Set exercise:
Sort through the data and copy the lines holding the word "motora".

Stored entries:
========================================

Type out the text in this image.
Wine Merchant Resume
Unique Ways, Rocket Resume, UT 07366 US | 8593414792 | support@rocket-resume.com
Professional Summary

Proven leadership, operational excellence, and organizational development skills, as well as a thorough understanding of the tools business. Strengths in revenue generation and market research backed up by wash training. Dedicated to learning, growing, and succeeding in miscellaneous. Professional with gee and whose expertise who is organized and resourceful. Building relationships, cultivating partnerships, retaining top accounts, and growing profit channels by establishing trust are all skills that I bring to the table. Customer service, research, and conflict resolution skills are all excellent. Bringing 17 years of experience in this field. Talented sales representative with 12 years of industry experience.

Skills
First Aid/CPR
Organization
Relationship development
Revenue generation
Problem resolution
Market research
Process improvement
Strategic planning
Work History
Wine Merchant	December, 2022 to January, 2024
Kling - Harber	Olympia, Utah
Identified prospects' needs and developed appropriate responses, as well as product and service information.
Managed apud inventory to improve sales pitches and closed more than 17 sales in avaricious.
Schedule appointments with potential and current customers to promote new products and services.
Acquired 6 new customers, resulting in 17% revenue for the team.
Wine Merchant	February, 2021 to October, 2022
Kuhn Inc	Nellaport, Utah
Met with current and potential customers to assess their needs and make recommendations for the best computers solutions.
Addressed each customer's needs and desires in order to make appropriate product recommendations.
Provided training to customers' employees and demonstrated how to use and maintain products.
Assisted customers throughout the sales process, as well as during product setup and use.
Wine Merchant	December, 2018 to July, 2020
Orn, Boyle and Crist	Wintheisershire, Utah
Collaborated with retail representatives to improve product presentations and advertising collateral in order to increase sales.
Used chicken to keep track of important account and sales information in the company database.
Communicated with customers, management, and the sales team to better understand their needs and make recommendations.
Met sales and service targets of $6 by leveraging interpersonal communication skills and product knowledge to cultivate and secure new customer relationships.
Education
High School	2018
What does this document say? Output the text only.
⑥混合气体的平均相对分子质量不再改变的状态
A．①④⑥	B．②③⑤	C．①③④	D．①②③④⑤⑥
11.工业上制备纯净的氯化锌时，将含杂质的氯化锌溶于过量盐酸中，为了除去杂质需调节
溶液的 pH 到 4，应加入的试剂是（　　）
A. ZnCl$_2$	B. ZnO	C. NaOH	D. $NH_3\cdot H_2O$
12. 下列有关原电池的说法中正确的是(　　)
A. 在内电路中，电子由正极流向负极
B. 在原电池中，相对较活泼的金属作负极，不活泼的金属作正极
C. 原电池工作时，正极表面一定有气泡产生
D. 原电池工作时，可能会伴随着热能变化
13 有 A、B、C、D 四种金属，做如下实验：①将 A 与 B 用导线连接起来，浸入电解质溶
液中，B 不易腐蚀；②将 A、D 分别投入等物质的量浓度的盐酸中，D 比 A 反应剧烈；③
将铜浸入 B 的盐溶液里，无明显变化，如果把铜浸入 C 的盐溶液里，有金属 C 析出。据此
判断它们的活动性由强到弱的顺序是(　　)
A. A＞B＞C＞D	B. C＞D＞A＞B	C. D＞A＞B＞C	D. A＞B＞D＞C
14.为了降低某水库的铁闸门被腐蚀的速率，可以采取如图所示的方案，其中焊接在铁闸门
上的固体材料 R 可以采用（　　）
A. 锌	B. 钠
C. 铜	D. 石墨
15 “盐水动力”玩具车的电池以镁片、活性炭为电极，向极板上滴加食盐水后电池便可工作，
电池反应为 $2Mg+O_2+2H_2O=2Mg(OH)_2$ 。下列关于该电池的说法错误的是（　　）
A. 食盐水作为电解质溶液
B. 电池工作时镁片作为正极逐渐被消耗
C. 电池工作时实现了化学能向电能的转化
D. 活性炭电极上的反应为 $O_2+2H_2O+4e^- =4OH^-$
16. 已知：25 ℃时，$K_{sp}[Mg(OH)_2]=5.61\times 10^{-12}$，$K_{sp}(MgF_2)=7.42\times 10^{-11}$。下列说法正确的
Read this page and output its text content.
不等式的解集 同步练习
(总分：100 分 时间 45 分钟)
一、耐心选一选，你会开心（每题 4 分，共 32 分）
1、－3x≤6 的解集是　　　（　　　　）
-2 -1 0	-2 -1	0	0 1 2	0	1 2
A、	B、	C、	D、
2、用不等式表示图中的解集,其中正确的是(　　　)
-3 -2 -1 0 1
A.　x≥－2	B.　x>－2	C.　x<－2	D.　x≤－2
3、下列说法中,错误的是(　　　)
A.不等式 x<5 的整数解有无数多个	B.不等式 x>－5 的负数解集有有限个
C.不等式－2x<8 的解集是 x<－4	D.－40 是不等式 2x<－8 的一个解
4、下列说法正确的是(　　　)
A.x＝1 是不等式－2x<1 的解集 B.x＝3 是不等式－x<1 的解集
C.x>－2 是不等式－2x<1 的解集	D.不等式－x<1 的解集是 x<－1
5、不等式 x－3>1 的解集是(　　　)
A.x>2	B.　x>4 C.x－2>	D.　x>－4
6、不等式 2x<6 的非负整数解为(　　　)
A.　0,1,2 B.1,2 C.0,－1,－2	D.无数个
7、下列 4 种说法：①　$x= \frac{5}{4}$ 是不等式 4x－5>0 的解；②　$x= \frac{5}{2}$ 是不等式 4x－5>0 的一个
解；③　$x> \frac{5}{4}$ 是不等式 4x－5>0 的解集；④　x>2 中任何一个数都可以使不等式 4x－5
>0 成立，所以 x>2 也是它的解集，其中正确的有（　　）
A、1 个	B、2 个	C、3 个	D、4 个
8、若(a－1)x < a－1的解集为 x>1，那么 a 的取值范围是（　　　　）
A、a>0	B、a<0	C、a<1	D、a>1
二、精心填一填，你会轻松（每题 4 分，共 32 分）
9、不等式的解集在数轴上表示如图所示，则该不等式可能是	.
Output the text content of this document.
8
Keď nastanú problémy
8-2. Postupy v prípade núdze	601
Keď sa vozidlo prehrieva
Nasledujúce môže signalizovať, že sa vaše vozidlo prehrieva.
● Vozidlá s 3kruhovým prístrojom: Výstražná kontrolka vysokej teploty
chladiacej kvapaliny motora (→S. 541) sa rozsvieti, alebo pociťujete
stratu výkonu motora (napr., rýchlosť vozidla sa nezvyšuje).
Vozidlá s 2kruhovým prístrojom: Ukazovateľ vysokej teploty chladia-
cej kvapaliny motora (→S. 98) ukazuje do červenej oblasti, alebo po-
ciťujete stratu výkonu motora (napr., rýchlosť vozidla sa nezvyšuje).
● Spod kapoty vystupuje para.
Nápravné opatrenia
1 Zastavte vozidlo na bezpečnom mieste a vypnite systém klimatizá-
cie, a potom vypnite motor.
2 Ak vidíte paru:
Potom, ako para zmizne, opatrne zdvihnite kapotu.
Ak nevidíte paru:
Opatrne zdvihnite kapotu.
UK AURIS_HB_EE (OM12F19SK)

========================================

Result of the task:
chladiacej kvapaliny motora (→S. 541) sa rozsvieti, alebo pociťujete
stratu výkonu motora (napr., rýchlosť vozidla sa nezvyšuje).
cej kvapaliny motora (→S. 98) ukazuje do červenej oblasti, alebo po-
ciťujete stratu výkonu motora (napr., rýchlosť vozidla sa nezvyšuje).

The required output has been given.